Start of Source material

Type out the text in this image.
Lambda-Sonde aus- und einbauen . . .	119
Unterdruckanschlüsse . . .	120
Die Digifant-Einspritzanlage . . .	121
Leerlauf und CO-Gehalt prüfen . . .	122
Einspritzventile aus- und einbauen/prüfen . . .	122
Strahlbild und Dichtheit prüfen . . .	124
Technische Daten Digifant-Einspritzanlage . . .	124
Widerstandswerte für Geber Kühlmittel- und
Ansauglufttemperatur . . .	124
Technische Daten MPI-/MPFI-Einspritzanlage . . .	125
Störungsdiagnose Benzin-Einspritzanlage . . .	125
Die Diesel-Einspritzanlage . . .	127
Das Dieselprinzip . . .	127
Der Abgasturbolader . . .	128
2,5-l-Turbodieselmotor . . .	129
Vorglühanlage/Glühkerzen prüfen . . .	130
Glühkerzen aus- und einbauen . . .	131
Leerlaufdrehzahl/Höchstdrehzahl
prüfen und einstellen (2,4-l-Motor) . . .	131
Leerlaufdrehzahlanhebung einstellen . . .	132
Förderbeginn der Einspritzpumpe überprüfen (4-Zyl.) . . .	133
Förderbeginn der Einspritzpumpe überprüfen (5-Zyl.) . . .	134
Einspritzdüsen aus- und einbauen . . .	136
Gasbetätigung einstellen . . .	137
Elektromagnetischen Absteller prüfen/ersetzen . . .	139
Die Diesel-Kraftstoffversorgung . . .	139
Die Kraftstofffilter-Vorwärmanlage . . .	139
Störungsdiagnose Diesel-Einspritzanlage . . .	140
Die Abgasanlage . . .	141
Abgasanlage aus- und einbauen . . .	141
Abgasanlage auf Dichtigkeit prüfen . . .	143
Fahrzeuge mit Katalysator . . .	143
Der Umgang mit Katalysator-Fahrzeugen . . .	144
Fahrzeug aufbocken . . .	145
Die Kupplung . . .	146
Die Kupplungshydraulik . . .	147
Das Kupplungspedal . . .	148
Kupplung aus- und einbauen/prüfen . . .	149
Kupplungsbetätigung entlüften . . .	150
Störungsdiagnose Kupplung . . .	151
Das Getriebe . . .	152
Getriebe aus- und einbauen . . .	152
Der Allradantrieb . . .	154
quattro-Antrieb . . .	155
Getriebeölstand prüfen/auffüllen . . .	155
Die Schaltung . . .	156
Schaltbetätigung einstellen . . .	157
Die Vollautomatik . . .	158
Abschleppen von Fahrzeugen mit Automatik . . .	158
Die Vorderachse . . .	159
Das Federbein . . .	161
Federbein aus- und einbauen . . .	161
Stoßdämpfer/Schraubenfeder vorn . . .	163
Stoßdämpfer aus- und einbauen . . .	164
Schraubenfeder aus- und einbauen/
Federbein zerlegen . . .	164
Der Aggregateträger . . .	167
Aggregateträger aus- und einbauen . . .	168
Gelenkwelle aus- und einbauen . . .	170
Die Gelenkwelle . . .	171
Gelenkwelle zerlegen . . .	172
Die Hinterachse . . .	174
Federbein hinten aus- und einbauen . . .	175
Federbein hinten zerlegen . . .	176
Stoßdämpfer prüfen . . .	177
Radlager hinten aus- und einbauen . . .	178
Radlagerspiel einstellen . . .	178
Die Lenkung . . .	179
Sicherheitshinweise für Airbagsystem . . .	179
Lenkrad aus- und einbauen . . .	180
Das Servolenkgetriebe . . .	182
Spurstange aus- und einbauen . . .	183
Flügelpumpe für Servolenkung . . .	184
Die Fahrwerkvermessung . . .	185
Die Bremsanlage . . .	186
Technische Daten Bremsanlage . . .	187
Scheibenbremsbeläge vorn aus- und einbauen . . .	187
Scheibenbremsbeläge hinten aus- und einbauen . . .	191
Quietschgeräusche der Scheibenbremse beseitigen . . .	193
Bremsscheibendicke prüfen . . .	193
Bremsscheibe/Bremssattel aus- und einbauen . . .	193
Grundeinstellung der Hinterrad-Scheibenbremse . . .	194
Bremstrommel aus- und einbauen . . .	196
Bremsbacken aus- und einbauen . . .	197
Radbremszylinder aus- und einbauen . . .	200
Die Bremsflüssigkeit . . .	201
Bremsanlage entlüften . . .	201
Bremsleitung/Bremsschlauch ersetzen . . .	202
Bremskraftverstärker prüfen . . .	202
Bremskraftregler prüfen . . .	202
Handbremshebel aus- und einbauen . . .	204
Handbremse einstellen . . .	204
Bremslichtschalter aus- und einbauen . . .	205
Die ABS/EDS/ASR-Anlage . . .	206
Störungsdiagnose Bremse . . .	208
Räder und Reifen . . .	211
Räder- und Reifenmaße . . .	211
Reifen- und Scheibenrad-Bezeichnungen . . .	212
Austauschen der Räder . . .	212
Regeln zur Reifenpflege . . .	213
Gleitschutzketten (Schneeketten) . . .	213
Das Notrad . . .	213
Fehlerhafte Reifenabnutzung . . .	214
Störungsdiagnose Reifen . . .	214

End of Source material

> Task details
Show all lines in the entries above where the word "Gelenkwelle" appears.

> Finished exercise
Gelenkwelle aus- und einbauen . . .	170
Die Gelenkwelle . . .	171
Gelenkwelle zerlegen . . .	172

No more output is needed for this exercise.